• [Exercises]:
A - Reproduce word for word the passage of the poker-hand probability thread running from "Originally, I was" up to and including "anyone can provide!".
B - Write the next part of the poker-hand probability thread, beginning immediately after its final line.

Probability of Getting Two Specific Cards in 7-Card Poker Hand, Using Ordinary Deck of 52 Cards?

Question

If we have an ordinary deck of 52 cards, how many possible 7 card poker hands are there that contain exactly one "2" and 1 "King"?

Originally, I was thinking of it as $$ \frac{\binom{52}{4}*\binom{48}{4}}{\binom{52}{7}}$$. However, I'm not sure that it takes into account all necessary combinations. So now I'm thinking that maybe it is just 52*48*(44*43*42*41*40). Does that seem correct?

Thank you in advance for any help that anyone can provide!

Answer 1

Ways. The number of possible hands with exactly one Deuce and exactly one King is $${4\choose 1}^2 {44 \choose 5},$$ as in the numerator of @Henry's first fraction. Evaluated in R as:

4^2*choose(44,5)
[1] 17376128

Exact probability. Then the probability of getting that outcome is $$\frac{{4\choose 1}^2 {44 \choose 5}}{{52\choose y}} = 0.1298814,$$ as in his Comment. Evaluated in R as follows:

4^2*choose(44,5)/choose(52,7)

• [Given entries]:
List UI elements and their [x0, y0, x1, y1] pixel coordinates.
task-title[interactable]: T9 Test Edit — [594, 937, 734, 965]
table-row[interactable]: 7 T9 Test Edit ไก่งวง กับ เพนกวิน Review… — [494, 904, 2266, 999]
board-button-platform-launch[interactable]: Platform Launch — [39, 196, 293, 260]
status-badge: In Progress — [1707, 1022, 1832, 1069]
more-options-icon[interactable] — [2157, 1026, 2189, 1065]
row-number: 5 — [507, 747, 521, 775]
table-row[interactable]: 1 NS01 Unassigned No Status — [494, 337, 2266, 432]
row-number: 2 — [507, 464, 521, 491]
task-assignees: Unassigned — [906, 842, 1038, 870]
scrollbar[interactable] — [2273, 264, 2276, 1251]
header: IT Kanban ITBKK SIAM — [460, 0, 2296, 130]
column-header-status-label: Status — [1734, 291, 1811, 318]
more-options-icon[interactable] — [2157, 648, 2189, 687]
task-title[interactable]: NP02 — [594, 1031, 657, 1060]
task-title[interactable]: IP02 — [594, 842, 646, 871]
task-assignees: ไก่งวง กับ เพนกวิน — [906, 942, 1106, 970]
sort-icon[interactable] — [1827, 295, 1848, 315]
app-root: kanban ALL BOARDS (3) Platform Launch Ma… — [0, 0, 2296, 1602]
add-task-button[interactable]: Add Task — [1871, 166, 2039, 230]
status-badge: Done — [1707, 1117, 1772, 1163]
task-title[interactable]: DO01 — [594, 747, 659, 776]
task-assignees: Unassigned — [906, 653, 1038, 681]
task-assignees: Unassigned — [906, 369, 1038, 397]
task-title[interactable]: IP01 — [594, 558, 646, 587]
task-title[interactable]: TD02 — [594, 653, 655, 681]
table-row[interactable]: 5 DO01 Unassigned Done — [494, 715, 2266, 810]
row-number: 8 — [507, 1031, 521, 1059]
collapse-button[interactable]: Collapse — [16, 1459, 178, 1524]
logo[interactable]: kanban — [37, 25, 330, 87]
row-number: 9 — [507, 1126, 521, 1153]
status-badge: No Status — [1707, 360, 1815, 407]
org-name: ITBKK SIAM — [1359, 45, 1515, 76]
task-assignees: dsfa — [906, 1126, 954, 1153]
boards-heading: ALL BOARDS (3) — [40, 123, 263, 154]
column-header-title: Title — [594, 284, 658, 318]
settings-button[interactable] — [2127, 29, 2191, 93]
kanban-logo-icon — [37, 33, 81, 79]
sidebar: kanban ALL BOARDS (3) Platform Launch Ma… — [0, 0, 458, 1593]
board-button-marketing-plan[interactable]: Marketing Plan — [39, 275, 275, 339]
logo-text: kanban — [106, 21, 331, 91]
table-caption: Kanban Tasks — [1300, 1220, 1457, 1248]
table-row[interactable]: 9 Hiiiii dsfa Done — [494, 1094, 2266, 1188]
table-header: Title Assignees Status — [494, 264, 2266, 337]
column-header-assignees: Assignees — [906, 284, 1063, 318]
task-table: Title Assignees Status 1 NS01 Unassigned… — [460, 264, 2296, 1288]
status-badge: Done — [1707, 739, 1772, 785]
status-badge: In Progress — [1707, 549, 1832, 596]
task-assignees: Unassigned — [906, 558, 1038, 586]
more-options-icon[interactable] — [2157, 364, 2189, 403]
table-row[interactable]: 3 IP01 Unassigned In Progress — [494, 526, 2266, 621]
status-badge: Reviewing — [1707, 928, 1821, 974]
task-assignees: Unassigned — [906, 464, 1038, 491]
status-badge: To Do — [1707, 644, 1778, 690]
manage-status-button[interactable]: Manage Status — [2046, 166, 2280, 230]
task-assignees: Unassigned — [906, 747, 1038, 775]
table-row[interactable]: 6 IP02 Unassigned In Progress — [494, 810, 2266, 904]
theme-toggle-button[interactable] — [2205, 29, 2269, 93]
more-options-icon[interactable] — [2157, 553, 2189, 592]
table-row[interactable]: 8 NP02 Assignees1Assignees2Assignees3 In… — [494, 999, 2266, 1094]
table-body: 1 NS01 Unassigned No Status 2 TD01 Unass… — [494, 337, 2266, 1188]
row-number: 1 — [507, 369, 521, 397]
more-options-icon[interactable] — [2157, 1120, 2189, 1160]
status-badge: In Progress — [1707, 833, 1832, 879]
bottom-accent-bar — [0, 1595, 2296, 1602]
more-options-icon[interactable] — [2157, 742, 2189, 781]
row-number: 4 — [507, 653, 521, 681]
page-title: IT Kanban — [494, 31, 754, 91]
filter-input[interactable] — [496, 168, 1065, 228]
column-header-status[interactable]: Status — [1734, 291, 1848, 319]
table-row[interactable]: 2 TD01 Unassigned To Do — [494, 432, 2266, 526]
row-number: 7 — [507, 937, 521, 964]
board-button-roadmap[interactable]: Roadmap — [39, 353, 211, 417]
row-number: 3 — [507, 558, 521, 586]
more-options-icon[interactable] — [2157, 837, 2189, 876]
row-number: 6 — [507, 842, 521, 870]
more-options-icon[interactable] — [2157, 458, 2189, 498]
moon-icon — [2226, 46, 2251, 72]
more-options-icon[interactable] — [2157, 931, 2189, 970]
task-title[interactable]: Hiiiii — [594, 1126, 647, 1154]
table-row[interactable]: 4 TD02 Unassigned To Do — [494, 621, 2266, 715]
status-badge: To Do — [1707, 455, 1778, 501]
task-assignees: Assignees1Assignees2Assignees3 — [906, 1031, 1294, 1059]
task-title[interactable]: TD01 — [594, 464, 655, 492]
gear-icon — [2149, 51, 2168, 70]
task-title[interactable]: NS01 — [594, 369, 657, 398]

• [List of answers]:
A -
Originally, I was thinking of it as $$ \frac{\binom{52}{4}*\binom{48}{4}}{\binom{52}{7}}$$. However, I'm not sure that it takes into account all necessary combinations. So now I'm thinking that maybe it is just 52*48*(44*43*42*41*40). Does that seem correct?

Thank you in advance for any help that anyone can provide!

B -
[1] 0.1298814

Simulated probability. This probability can be simulated with reasonable accuracy by looking at results from 10 million 7-card hands. For simplicity in coding I have simulated Aces (1) and Deuces (20), instead of Deuces and Kings. [Code numbers assigned to denominations are arbitrary as long as there is no ambiguity in the desired total (here 21).]

With ten million iterations, the probability should be accurate to within $\pm 0.0002$ in 95% of such simulations.

set.seed(1234)       # for reproducibility
deck = c(1,1,1,1,20,20,20,20, rep(0, 52-8))
tot = replicate(10^7, sum(sample(deck,7)))
mean(tot==21)        # mean of logical vector is its prop of TRUEs
[1] 0.1299681        # aprx P(1 K & 1 D) = 0.1298814
2*sd(tot==21)/sqrt(10^7)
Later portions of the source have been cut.